Quote the line containing "Output a JSON" and all lines that follow it in the listing below, exactly as written.

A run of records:
_ _ _ _ _ _ _

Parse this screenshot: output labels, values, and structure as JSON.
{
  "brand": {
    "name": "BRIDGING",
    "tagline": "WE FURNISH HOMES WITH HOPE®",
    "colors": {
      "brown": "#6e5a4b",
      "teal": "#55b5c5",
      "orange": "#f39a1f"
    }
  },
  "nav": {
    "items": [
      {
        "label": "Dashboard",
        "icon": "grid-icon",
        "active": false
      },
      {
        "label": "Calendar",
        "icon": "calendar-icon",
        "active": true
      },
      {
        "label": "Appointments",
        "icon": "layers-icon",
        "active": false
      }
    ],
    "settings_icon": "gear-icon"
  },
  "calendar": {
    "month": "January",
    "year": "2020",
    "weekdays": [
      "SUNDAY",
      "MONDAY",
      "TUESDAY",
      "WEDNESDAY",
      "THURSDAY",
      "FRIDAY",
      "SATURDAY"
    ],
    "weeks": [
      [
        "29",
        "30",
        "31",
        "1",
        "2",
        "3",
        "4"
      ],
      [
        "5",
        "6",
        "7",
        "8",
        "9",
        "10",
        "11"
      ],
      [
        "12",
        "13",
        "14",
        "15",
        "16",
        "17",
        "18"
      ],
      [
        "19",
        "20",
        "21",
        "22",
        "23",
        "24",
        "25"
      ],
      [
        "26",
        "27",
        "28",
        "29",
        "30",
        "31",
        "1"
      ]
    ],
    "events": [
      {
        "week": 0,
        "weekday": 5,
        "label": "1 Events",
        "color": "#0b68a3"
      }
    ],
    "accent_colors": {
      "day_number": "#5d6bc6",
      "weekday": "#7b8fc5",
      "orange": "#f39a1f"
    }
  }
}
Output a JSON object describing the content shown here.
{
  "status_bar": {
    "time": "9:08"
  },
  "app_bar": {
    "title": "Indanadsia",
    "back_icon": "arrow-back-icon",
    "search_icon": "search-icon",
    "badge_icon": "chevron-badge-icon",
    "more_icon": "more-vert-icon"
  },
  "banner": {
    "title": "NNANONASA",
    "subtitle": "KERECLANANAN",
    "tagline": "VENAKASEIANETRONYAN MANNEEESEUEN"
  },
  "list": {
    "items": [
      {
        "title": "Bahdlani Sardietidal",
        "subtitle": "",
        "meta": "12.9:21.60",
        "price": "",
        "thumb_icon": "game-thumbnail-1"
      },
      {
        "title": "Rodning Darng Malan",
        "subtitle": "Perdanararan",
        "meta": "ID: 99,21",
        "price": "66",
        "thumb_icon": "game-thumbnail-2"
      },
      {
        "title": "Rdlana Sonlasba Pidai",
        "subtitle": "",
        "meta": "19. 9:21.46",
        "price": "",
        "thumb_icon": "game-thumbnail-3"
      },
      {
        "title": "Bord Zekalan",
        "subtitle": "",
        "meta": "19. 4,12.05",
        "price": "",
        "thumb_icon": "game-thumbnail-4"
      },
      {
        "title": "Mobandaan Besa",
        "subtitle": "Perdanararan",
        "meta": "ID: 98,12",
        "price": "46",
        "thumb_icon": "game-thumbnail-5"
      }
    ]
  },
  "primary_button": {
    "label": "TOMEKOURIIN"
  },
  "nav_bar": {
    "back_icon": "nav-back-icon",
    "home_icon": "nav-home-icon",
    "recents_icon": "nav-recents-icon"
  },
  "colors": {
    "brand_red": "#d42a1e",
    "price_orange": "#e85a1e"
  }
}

_ _ _ _ _ _ _

## TASK RESULT
Output a JSON object describing the content shown here.
{
  "status_bar": {
    "time": "9:08"
  },
  "app_bar": {
    "title": "Indanadsia",
    "back_icon": "arrow-back-icon",
    "search_icon": "search-icon",
    "badge_icon": "chevron-badge-icon",
    "more_icon": "more-vert-icon"
  },
  "banner": {
    "title": "NNANONASA",
    "subtitle": "KERECLANANAN",
    "tagline": "VENAKASEIANETRONYAN MANNEEESEUEN"
  },
  "list": {
    "items": [
      {
        "title": "Bahdlani Sardietidal",
        "subtitle": "",
        "meta": "12.9:21.60",
        "price": "",
        "thumb_icon": "game-thumbnail-1"
      },
      {
        "title": "Rodning Darng Malan",
        "subtitle": "Perdanararan",
        "meta": "ID: 99,21",
        "price": "66",
        "thumb_icon": "game-thumbnail-2"
      },
      {
        "title": "Rdlana Sonlasba Pidai",
        "subtitle": "",
        "meta": "19. 9:21.46",
        "price": "",
        "thumb_icon": "game-thumbnail-3"
      },
      {
        "title": "Bord Zekalan",
        "subtitle": "",
        "meta": "19. 4,12.05",
        "price": "",
        "thumb_icon": "game-thumbnail-4"
      },
      {
        "title": "Mobandaan Besa",
        "subtitle": "Perdanararan",
        "meta": "ID: 98,12",
        "price": "46",
        "thumb_icon": "game-thumbnail-5"
      }
    ]
  },
  "primary_button": {
    "label": "TOMEKOURIIN"
  },
  "nav_bar": {
    "back_icon": "nav-back-icon",
    "home_icon": "nav-home-icon",
    "recents_icon": "nav-recents-icon"
  },
  "colors": {
    "brand_red": "#d42a1e",
    "price_orange": "#e85a1e"
  }
}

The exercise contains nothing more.